# [原文の抜粋]
DEMO実証調査事例

自律航行船による貨客混載サービス実現に向けた実証プロジェクト

広島県:大崎上島町:大崎上島:生野島

概要

島の課題

 移住者を惹きつける「便利で暮らしやすい生活環境づくり」

  • 過疎化対策として、町内どこでも便利に暮らせる環境づくりが重要だが、二次離島では、島外にしかない生活施設へ行く際に移動コストがかかり、買物等が不便な状況にある。一方で、商品等の宅配サービスは、輸送コストが高くなるため二次離島までサービスが届いていない。
  • 昨年度の実証調査において、自律航行船によるオンデマンド水上タクシー事業化に向けた検証を行ったが、事業性確保が課題であった。これを受け、今後の社会実装を念頭に、広域エリアへの事業展開も想定した新たな体制構築を行う必要がある。

位置図

調査体制

取組概要

  • 商品宅配事業に低コストで運用可能な「自律航行型」のEV船を用いた「貨客混載サービス」を組み入れるスキームを検討し、大崎上島~生野島において実証運航を行う。
  • 加えて、今後の完全無人運航を想定した技術環境の向上を図るために遠隔監視システムの試験運用を行う。
  • 航路事業者や周辺自治体など離島関係者へヒアリング調査を行い、実装に向けた体制構築を行う。

目指す姿・期待する効果

海に道をつくり「繋がる離島」の実現

自律航行技術活用で、あたかも海の「道」のような24時間利用可能な海上交通が整備でき、様々なヒト・モノが大崎上島と他地域を自由に往来しながら生活を送ることで、人口減少に歯止めをかけるだけでなく、多くの移住者を惹きつける新しい離島の姿を目指す。

生活の利便性の高い、魅力的な離島の実現

大崎上島は多様な人材を育てる教育の島として、毎年一定数の若年層が「移住」する機会に恵まれている。卒業後の定住、もしくは将来的なIターン移住者の確保を進めることで人口減少から脱却し、環境豊かな魅力的な離島を実現する。

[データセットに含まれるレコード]
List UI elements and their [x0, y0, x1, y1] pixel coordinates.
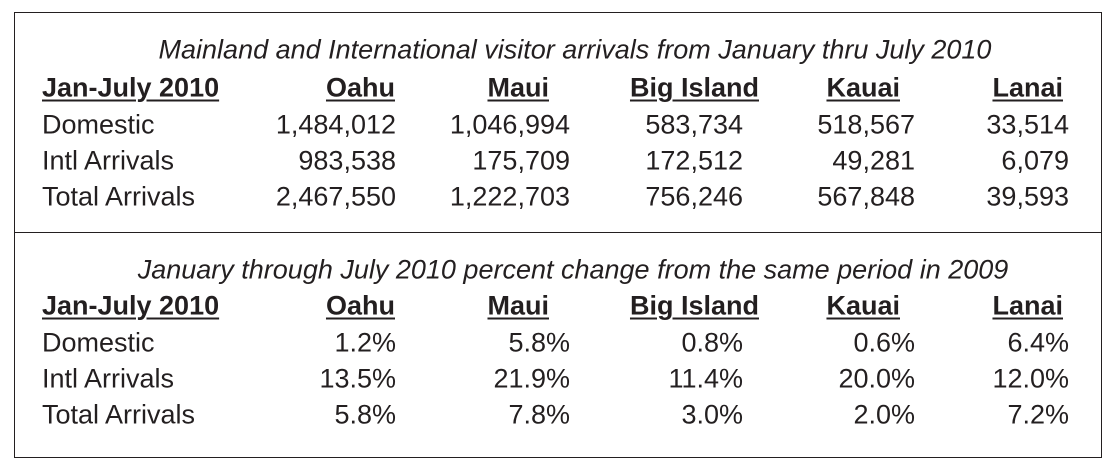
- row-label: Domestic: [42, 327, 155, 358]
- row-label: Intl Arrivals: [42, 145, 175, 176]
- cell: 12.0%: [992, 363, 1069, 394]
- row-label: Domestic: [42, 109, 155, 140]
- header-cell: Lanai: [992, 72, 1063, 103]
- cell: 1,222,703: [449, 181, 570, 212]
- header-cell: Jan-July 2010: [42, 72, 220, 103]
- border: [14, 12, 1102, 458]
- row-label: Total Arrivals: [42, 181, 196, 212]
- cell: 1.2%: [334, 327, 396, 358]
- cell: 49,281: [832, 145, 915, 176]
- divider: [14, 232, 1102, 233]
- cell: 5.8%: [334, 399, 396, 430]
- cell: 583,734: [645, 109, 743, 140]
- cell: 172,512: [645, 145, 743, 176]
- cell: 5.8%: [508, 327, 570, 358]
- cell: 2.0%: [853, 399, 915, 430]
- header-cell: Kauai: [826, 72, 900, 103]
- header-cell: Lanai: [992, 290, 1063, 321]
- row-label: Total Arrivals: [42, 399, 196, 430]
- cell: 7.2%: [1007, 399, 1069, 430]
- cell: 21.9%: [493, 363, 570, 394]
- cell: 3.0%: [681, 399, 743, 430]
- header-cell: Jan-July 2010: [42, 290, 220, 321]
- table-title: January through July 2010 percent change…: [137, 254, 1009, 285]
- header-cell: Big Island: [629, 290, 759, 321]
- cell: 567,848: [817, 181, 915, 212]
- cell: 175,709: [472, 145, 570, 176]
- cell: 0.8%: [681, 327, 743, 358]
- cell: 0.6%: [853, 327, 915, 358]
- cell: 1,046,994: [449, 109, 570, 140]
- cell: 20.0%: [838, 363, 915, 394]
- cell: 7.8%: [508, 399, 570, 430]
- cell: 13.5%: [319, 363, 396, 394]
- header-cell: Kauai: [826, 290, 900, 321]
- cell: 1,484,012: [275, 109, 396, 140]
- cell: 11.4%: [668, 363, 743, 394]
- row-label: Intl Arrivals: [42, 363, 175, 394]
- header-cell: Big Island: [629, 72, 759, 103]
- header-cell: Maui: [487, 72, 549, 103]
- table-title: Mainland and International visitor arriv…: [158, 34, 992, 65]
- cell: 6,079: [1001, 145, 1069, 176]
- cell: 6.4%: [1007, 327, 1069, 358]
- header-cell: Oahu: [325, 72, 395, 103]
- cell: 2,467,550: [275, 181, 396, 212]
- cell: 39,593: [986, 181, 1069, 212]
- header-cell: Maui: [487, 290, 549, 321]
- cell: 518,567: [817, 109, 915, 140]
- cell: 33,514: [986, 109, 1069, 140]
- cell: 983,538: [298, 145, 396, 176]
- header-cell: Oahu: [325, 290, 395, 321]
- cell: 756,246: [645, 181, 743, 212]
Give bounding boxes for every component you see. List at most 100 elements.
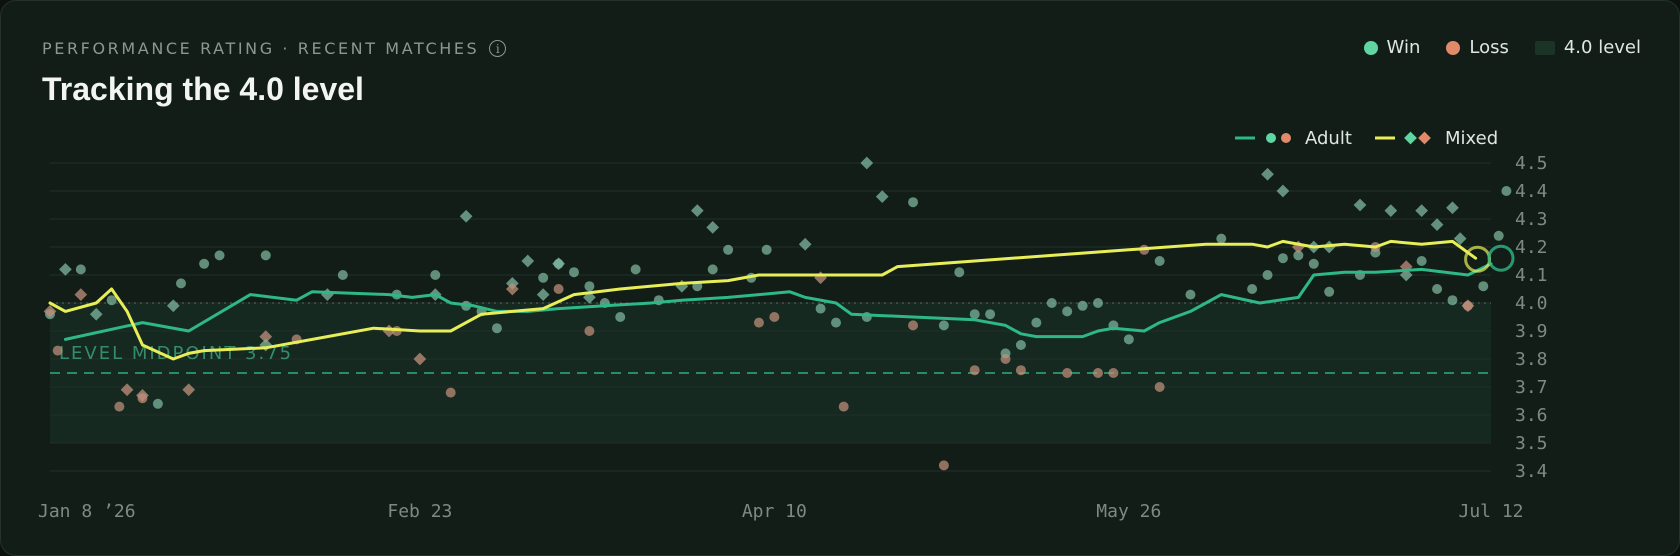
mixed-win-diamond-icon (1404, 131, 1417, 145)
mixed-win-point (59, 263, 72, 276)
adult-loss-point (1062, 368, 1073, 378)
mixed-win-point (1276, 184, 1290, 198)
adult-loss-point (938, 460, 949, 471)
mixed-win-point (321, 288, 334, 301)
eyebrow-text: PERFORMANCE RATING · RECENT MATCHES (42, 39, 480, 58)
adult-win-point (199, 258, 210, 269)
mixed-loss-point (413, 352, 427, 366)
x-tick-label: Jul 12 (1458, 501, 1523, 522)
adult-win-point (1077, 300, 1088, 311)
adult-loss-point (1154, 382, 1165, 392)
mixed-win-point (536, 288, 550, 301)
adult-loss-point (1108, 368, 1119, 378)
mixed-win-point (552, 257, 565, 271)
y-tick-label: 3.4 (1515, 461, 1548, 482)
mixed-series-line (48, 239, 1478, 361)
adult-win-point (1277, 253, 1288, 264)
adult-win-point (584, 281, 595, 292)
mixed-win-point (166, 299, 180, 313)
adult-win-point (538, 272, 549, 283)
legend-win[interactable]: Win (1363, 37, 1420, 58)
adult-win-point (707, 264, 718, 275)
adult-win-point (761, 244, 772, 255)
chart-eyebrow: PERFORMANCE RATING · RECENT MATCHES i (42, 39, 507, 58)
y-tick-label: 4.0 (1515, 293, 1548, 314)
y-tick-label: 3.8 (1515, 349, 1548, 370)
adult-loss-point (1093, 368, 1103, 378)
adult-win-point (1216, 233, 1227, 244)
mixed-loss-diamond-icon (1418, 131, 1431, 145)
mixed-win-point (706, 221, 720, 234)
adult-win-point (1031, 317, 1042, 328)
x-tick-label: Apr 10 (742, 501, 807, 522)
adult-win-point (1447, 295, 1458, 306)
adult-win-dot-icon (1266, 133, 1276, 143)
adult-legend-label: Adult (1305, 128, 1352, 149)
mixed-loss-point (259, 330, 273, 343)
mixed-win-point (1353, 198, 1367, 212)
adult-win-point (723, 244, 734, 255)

# [取り組む課題]
1. 自律航行船の実証プロジェクトに関する文章によると、実証運航はどの区間で行われますか。
2. 自律航行船の実証プロジェクトに関する文章から、「目指す姿・期待する効果」から「かな魅力的な離島を実現する。」までの部分を一字一句変えずに繰り返してください。
3. 自律航行船の実証プロジェクトに関する文章を、最後の文の後から書き継いでください。

# [課題ごとの解答]
1. 大崎上島~生野島の区間で行われます。

2.
目指す姿・期待する効果

海に道をつくり「繋がる離島」の実現

自律航行技術活用で、あたかも海の「道」のような24時間利用可能な海上交通が整備でき、様々なヒト・モノが大崎上島と他地域を自由に往来しながら生活を送ることで、人口減少に歯止めをかけるだけでなく、多くの移住者を惹きつける新しい離島の姿を目指す。

生活の利便性の高い、魅力的な離島の実現

大崎上島は多様な人材を育てる教育の島として、毎年一定数の若年層が「移住」する機会に恵まれている。卒業後の定住、もしくは将来的なIターン移住者の確保を進めることで人口減少から脱却し、環境豊かな魅力的な離島を実現する。

3.
主な実証内容

実証内容・検証項目

  • l昨年度確認できた自律航行技術の安全性の高さをふまえ、二次離島の生活環境向上に寄与する「生協ひろしまの商品宅配」実現を目指し、自律航行型貨客混載サービスの実証運航を行うとともに、フェリー利用者へのアンケートや関係主体の意向把握調査等を行い、主に次を検証した。
    ①自律航行型貨客混載サービス具体化に向けた課題抽出
    ②島民や来島者による自律航行技術に対する意識及び利用ニーズ等の把握
    ③自律航行型貨客混載サービスの事業可能性

主な実証結果

  • 自律航行型貨客混載サービスの実証運航を、遠隔監視システムも活用して安全に実施したとともに、特に荷物搬送に係る具体的な問題点を現地にて確認した(項目①)
  • アンケート結果より、早朝・深夜に必要な荷物を届けて欲しい場合の特別料金として、500円以上が回答者の33%を占めており、24時間稼働の実現で、旅客輸送も含め、高付加価値のサービスとなる可能性を確認した(項目②)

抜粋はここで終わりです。